▶ [EXERCISE AIM] Produce an exact copy of all the records.

++++++++++

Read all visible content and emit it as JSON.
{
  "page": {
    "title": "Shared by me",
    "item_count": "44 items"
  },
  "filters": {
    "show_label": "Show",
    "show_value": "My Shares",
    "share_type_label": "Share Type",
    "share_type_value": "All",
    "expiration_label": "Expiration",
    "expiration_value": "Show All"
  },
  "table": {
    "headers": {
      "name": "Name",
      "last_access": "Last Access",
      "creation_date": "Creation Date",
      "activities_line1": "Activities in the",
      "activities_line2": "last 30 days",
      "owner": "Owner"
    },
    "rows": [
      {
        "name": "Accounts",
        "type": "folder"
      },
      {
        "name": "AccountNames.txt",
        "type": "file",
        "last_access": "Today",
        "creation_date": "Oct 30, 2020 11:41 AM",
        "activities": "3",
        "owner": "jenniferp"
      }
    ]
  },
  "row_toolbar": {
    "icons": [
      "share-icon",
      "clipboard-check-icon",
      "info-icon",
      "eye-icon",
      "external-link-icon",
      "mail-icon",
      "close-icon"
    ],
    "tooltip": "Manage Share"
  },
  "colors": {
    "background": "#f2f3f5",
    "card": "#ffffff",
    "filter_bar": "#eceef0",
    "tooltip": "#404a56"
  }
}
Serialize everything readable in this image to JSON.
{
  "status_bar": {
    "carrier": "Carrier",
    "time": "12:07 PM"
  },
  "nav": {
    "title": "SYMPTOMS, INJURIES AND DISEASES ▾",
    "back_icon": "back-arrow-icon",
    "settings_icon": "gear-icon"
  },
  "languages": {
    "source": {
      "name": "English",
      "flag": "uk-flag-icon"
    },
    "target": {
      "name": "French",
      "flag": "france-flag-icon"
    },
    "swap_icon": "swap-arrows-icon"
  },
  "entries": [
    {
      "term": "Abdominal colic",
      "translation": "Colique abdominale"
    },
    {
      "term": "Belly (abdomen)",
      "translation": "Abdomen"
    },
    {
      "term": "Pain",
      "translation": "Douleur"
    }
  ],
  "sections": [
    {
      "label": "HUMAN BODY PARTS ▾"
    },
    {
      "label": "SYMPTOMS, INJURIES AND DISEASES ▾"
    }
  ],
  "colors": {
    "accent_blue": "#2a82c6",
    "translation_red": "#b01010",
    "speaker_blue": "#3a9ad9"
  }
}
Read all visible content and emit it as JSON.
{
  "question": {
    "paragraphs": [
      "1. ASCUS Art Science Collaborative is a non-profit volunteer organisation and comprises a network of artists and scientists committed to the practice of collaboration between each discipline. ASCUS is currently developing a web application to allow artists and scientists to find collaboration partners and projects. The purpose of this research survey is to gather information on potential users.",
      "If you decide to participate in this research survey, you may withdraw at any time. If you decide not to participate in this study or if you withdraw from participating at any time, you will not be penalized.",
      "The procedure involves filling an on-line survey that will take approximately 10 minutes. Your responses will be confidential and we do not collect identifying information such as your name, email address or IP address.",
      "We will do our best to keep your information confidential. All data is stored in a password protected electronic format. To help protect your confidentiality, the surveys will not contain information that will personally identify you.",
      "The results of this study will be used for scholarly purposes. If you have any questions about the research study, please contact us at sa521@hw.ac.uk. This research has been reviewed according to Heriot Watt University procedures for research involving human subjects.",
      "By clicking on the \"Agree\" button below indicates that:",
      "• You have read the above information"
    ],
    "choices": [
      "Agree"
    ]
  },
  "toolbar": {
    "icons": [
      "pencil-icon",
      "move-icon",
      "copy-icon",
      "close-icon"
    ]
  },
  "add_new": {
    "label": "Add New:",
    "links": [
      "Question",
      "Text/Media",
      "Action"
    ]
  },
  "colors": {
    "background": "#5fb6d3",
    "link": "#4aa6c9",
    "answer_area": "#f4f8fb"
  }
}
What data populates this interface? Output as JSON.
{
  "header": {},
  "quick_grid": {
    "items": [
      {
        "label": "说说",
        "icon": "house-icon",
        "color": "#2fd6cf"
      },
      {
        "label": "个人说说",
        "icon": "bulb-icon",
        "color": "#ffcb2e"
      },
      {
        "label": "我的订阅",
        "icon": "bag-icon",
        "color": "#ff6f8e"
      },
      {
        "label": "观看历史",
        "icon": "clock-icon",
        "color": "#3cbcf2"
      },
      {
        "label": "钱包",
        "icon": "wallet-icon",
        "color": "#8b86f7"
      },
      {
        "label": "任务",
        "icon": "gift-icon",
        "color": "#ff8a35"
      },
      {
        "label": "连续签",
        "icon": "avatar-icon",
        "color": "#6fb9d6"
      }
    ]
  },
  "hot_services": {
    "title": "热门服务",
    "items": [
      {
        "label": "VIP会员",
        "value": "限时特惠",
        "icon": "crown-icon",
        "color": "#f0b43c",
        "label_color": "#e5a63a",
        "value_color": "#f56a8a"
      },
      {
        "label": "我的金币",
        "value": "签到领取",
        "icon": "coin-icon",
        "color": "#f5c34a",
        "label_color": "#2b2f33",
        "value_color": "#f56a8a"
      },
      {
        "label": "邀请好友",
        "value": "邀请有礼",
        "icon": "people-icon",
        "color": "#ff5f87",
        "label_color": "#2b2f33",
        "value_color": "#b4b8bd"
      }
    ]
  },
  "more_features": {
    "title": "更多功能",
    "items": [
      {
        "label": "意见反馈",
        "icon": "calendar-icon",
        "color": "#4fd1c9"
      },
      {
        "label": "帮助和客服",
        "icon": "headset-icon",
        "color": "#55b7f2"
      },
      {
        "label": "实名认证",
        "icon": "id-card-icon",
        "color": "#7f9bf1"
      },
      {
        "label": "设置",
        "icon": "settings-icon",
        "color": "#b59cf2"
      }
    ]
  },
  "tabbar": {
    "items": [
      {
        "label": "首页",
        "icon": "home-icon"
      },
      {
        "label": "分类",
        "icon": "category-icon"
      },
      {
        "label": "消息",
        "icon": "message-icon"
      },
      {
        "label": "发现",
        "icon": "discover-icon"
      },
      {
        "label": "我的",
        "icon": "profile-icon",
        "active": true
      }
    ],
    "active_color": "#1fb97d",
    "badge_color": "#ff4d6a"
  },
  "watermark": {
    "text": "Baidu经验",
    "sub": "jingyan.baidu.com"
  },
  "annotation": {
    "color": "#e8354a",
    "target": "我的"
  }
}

++++++++++

▶ [TASK OUTPUT]
Read all visible content and emit it as JSON.
{
  "page": {
    "title": "Shared by me",
    "item_count": "44 items"
  },
  "filters": {
    "show_label": "Show",
    "show_value": "My Shares",
    "share_type_label": "Share Type",
    "share_type_value": "All",
    "expiration_label": "Expiration",
    "expiration_value": "Show All"
  },
  "table": {
    "headers": {
      "name": "Name",
      "last_access": "Last Access",
      "creation_date": "Creation Date",
      "activities_line1": "Activities in the",
      "activities_line2": "last 30 days",
      "owner": "Owner"
    },
    "rows": [
      {
        "name": "Accounts",
        "type": "folder"
      },
      {
        "name": "AccountNames.txt",
        "type": "file",
        "last_access": "Today",
        "creation_date": "Oct 30, 2020 11:41 AM",
        "activities": "3",
        "owner": "jenniferp"
      }
    ]
  },
  "row_toolbar": {
    "icons": [
      "share-icon",
      "clipboard-check-icon",
      "info-icon",
      "eye-icon",
      "external-link-icon",
      "mail-icon",
      "close-icon"
    ],
    "tooltip": "Manage Share"
  },
  "colors": {
    "background": "#f2f3f5",
    "card": "#ffffff",
    "filter_bar": "#eceef0",
    "tooltip": "#404a56"
  }
}
Serialize everything readable in this image to JSON.
{
  "status_bar": {
    "carrier": "Carrier",
    "time": "12:07 PM"
  },
  "nav": {
    "title": "SYMPTOMS, INJURIES AND DISEASES ▾",
    "back_icon": "back-arrow-icon",
    "settings_icon": "gear-icon"
  },
  "languages": {
    "source": {
      "name": "English",
      "flag": "uk-flag-icon"
    },
    "target": {
      "name": "French",
      "flag": "france-flag-icon"
    },
    "swap_icon": "swap-arrows-icon"
  },
  "entries": [
    {
      "term": "Abdominal colic",
      "translation": "Colique abdominale"
    },
    {
      "term": "Belly (abdomen)",
      "translation": "Abdomen"
    },
    {
      "term": "Pain",
      "translation": "Douleur"
    }
  ],
  "sections": [
    {
      "label": "HUMAN BODY PARTS ▾"
    },
    {
      "label": "SYMPTOMS, INJURIES AND DISEASES ▾"
    }
  ],
  "colors": {
    "accent_blue": "#2a82c6",
    "translation_red": "#b01010",
    "speaker_blue": "#3a9ad9"
  }
}
Read all visible content and emit it as JSON.
{
  "question": {
    "paragraphs": [
      "1. ASCUS Art Science Collaborative is a non-profit volunteer organisation and comprises a network of artists and scientists committed to the practice of collaboration between each discipline. ASCUS is currently developing a web application to allow artists and scientists to find collaboration partners and projects. The purpose of this research survey is to gather information on potential users.",
      "If you decide to participate in this research survey, you may withdraw at any time. If you decide not to participate in this study or if you withdraw from participating at any time, you will not be penalized.",
      "The procedure involves filling an on-line survey that will take approximately 10 minutes. Your responses will be confidential and we do not collect identifying information such as your name, email address or IP address.",
      "We will do our best to keep your information confidential. All data is stored in a password protected electronic format. To help protect your confidentiality, the surveys will not contain information that will personally identify you.",
      "The results of this study will be used for scholarly purposes. If you have any questions about the research study, please contact us at sa521@hw.ac.uk. This research has been reviewed according to Heriot Watt University procedures for research involving human subjects.",
      "By clicking on the \"Agree\" button below indicates that:",
      "• You have read the above information"
    ],
    "choices": [
      "Agree"
    ]
  },
  "toolbar": {
    "icons": [
      "pencil-icon",
      "move-icon",
      "copy-icon",
      "close-icon"
    ]
  },
  "add_new": {
    "label": "Add New:",
    "links": [
      "Question",
      "Text/Media",
      "Action"
    ]
  },
  "colors": {
    "background": "#5fb6d3",
    "link": "#4aa6c9",
    "answer_area": "#f4f8fb"
  }
}
What data populates this interface? Output as JSON.
{
  "header": {},
  "quick_grid": {
    "items": [
      {
        "label": "说说",
        "icon": "house-icon",
        "color": "#2fd6cf"
      },
      {
        "label": "个人说说",
        "icon": "bulb-icon",
        "color": "#ffcb2e"
      },
      {
        "label": "我的订阅",
        "icon": "bag-icon",
        "color": "#ff6f8e"
      },
      {
        "label": "观看历史",
        "icon": "clock-icon",
        "color": "#3cbcf2"
      },
      {
        "label": "钱包",
        "icon": "wallet-icon",
        "color": "#8b86f7"
      },
      {
        "label": "任务",
        "icon": "gift-icon",
        "color": "#ff8a35"
      },
      {
        "label": "连续签",
        "icon": "avatar-icon",
        "color": "#6fb9d6"
      }
    ]
  },
  "hot_services": {
    "title": "热门服务",
    "items": [
      {
        "label": "VIP会员",
        "value": "限时特惠",
        "icon": "crown-icon",
        "color": "#f0b43c",
        "label_color": "#e5a63a",
        "value_color": "#f56a8a"
      },
      {
        "label": "我的金币",
        "value": "签到领取",
        "icon": "coin-icon",
        "color": "#f5c34a",
        "label_color": "#2b2f33",
        "value_color": "#f56a8a"
      },
      {
        "label": "邀请好友",
        "value": "邀请有礼",
        "icon": "people-icon",
        "color": "#ff5f87",
        "label_color": "#2b2f33",
        "value_color": "#b4b8bd"
      }
    ]
  },
  "more_features": {
    "title": "更多功能",
    "items": [
      {
        "label": "意见反馈",
        "icon": "calendar-icon",
        "color": "#4fd1c9"
      },
      {
        "label": "帮助和客服",
        "icon": "headset-icon",
        "color": "#55b7f2"
      },
      {
        "label": "实名认证",
        "icon": "id-card-icon",
        "color": "#7f9bf1"
      },
      {
        "label": "设置",
        "icon": "settings-icon",
        "color": "#b59cf2"
      }
    ]
  },
  "tabbar": {
    "items": [
      {
        "label": "首页",
        "icon": "home-icon"
      },
      {
        "label": "分类",
        "icon": "category-icon"
      },
      {
        "label": "消息",
        "icon": "message-icon"
      },
      {
        "label": "发现",
        "icon": "discover-icon"
      },
      {
        "label": "我的",
        "icon": "profile-icon",
        "active": true
      }
    ],
    "active_color": "#1fb97d",
    "badge_color": "#ff4d6a"
  },
  "watermark": {
    "text": "Baidu经验",
    "sub": "jingyan.baidu.com"
  },
  "annotation": {
    "color": "#e8354a",
    "target": "我的"
  }
}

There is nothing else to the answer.